Do this |
Duplicate the material that follows line for line, keeping every character unchanged.

Data supplied |
-- -- --
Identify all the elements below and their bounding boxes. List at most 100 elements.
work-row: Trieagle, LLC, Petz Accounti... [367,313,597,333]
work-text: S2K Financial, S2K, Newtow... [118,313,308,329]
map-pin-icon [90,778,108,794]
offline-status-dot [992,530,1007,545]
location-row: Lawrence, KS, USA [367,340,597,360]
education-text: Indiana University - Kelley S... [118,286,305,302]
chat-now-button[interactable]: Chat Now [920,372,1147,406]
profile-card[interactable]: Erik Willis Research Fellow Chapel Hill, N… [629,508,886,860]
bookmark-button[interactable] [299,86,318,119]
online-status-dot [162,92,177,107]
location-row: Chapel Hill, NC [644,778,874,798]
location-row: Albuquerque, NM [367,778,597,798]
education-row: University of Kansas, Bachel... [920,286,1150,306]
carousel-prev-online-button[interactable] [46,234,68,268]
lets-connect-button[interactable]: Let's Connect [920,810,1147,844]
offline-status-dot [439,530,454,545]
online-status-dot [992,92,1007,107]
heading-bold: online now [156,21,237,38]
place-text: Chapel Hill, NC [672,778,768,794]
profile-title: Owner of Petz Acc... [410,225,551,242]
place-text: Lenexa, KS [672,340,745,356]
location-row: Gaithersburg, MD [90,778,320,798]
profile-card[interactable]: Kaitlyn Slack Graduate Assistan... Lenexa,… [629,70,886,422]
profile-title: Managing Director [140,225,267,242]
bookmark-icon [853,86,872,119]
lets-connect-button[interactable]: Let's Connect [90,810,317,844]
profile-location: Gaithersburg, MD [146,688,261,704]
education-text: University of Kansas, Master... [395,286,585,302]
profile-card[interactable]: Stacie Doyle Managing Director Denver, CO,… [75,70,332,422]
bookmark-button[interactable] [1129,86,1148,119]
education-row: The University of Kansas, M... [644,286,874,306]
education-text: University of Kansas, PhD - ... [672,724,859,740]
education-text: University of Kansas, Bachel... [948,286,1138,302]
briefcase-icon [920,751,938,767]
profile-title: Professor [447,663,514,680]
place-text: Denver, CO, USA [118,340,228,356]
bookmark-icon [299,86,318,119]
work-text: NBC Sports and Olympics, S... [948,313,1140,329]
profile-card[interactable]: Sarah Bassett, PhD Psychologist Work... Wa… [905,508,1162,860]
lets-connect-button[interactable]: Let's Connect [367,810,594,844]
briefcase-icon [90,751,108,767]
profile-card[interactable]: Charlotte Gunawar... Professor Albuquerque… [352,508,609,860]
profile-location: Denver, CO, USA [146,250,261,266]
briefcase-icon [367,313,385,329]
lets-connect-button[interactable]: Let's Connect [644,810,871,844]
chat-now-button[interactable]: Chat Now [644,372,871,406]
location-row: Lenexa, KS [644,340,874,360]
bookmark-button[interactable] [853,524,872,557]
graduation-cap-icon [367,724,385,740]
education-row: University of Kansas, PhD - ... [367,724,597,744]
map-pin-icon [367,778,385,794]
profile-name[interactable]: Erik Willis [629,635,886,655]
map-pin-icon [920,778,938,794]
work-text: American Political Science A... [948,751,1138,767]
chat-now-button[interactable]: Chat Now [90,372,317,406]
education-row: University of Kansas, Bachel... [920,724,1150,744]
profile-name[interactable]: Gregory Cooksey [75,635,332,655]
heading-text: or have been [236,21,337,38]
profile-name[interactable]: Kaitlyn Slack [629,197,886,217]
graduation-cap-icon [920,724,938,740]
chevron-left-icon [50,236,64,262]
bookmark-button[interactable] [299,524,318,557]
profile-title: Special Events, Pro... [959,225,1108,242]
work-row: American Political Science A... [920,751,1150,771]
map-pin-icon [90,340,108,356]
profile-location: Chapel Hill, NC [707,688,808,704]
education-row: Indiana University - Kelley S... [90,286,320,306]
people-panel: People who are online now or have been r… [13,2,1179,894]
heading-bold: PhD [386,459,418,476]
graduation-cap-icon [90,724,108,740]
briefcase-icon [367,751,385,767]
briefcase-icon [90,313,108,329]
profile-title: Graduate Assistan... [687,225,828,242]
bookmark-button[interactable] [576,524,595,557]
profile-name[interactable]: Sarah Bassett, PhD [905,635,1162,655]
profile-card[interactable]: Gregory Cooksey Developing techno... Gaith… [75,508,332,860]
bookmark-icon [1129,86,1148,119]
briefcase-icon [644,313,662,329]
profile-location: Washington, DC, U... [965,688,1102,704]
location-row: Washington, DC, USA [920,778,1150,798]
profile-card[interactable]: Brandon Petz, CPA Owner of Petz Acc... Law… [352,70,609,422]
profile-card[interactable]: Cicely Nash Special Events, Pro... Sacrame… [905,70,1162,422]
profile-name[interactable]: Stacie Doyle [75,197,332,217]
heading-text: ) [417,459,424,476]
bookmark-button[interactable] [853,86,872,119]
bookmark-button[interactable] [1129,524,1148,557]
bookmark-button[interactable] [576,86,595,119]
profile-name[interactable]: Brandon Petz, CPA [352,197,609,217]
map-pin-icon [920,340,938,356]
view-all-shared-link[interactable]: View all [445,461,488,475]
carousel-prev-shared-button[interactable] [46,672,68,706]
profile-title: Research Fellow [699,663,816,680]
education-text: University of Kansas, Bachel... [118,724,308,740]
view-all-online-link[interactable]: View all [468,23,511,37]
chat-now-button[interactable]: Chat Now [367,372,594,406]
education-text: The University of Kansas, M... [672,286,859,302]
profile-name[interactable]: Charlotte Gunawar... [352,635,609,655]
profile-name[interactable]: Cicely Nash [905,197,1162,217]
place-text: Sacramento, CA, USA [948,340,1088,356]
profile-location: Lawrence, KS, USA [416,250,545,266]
-- -- --
Answer to the exercise |
Identify all the elements below and their bounding boxes. List at most 100 elements.
work-row: Trieagle, LLC, Petz Accounti... [367,313,597,333]
work-text: S2K Financial, S2K, Newtow... [118,313,308,329]
map-pin-icon [90,778,108,794]
offline-status-dot [992,530,1007,545]
location-row: Lawrence, KS, USA [367,340,597,360]
education-text: Indiana University - Kelley S... [118,286,305,302]
chat-now-button[interactable]: Chat Now [920,372,1147,406]
profile-card[interactable]: Erik Willis Research Fellow Chapel Hill, N… [629,508,886,860]
bookmark-button[interactable] [299,86,318,119]
online-status-dot [162,92,177,107]
location-row: Chapel Hill, NC [644,778,874,798]
location-row: Albuquerque, NM [367,778,597,798]
education-row: University of Kansas, Bachel... [920,286,1150,306]
carousel-prev-online-button[interactable] [46,234,68,268]
lets-connect-button[interactable]: Let's Connect [920,810,1147,844]
offline-status-dot [439,530,454,545]
online-status-dot [992,92,1007,107]
heading-bold: online now [156,21,237,38]
place-text: Chapel Hill, NC [672,778,768,794]
profile-title: Owner of Petz Acc... [410,225,551,242]
place-text: Lenexa, KS [672,340,745,356]
location-row: Gaithersburg, MD [90,778,320,798]
profile-card[interactable]: Kaitlyn Slack Graduate Assistan... Lenexa,… [629,70,886,422]
profile-title: Managing Director [140,225,267,242]
bookmark-icon [853,86,872,119]
lets-connect-button[interactable]: Let's Connect [90,810,317,844]
profile-location: Gaithersburg, MD [146,688,261,704]
education-text: University of Kansas, Master... [395,286,585,302]
profile-card[interactable]: Stacie Doyle Managing Director Denver, CO,… [75,70,332,422]
bookmark-button[interactable] [1129,86,1148,119]
education-row: The University of Kansas, M... [644,286,874,306]
education-text: University of Kansas, PhD - ... [672,724,859,740]
education-text: University of Kansas, Bachel... [948,286,1138,302]
briefcase-icon [920,751,938,767]
profile-title: Professor [447,663,514,680]
place-text: Denver, CO, USA [118,340,228,356]
bookmark-icon [299,86,318,119]
work-text: NBC Sports and Olympics, S... [948,313,1140,329]
profile-card[interactable]: Sarah Bassett, PhD Psychologist Work... Wa… [905,508,1162,860]
lets-connect-button[interactable]: Let's Connect [367,810,594,844]
briefcase-icon [90,751,108,767]
profile-card[interactable]: Charlotte Gunawar... Professor Albuquerque… [352,508,609,860]
profile-location: Denver, CO, USA [146,250,261,266]
briefcase-icon [367,313,385,329]
lets-connect-button[interactable]: Let's Connect [644,810,871,844]
chat-now-button[interactable]: Chat Now [644,372,871,406]
location-row: Lenexa, KS [644,340,874,360]
bookmark-button[interactable] [853,524,872,557]
graduation-cap-icon [367,724,385,740]
education-row: University of Kansas, PhD - ... [367,724,597,744]
map-pin-icon [367,778,385,794]
profile-name[interactable]: Erik Willis [629,635,886,655]
map-pin-icon [920,778,938,794]
work-text: American Political Science A... [948,751,1138,767]
chat-now-button[interactable]: Chat Now [90,372,317,406]
education-row: University of Kansas, Bachel... [920,724,1150,744]
profile-name[interactable]: Gregory Cooksey [75,635,332,655]
heading-text: or have been [236,21,337,38]
profile-name[interactable]: Kaitlyn Slack [629,197,886,217]
graduation-cap-icon [920,724,938,740]
chevron-left-icon [50,236,64,262]
bookmark-button[interactable] [299,524,318,557]
profile-title: Special Events, Pro... [959,225,1108,242]
work-row: American Political Science A... [920,751,1150,771]
map-pin-icon [90,340,108,356]
profile-location: Chapel Hill, NC [707,688,808,704]
education-row: Indiana University - Kelley S... [90,286,320,306]
people-panel: People who are online now or have been r… [13,2,1179,894]
heading-bold: PhD [386,459,418,476]
graduation-cap-icon [90,724,108,740]
briefcase-icon [367,751,385,767]
briefcase-icon [90,313,108,329]
profile-title: Graduate Assistan... [687,225,828,242]
bookmark-button[interactable] [576,524,595,557]
profile-name[interactable]: Sarah Bassett, PhD [905,635,1162,655]
profile-card[interactable]: Gregory Cooksey Developing techno... Gaith… [75,508,332,860]
bookmark-icon [1129,86,1148,119]
briefcase-icon [644,313,662,329]
profile-location: Washington, DC, U... [965,688,1102,704]
location-row: Washington, DC, USA [920,778,1150,798]
profile-card[interactable]: Brandon Petz, CPA Owner of Petz Acc... Law… [352,70,609,422]
profile-card[interactable]: Cicely Nash Special Events, Pro... Sacrame… [905,70,1162,422]
profile-name[interactable]: Stacie Doyle [75,197,332,217]
heading-text: ) [417,459,424,476]
bookmark-button[interactable] [853,86,872,119]
bookmark-button[interactable] [1129,524,1148,557]
bookmark-button[interactable] [576,86,595,119]
profile-name[interactable]: Brandon Petz, CPA [352,197,609,217]
map-pin-icon [920,340,938,356]
view-all-shared-link[interactable]: View all [445,461,488,475]
carousel-prev-shared-button[interactable] [46,672,68,706]
profile-title: Research Fellow [699,663,816,680]
education-text: University of Kansas, Bachel... [118,724,308,740]
view-all-online-link[interactable]: View all [468,23,511,37]
chat-now-button[interactable]: Chat Now [367,372,594,406]
education-text: The University of Kansas, M... [672,286,859,302]
profile-name[interactable]: Charlotte Gunawar... [352,635,609,655]
profile-name[interactable]: Cicely Nash [905,197,1162,217]
place-text: Sacramento, CA, USA [948,340,1088,356]
profile-location: Lawrence, KS, USA [416,250,545,266]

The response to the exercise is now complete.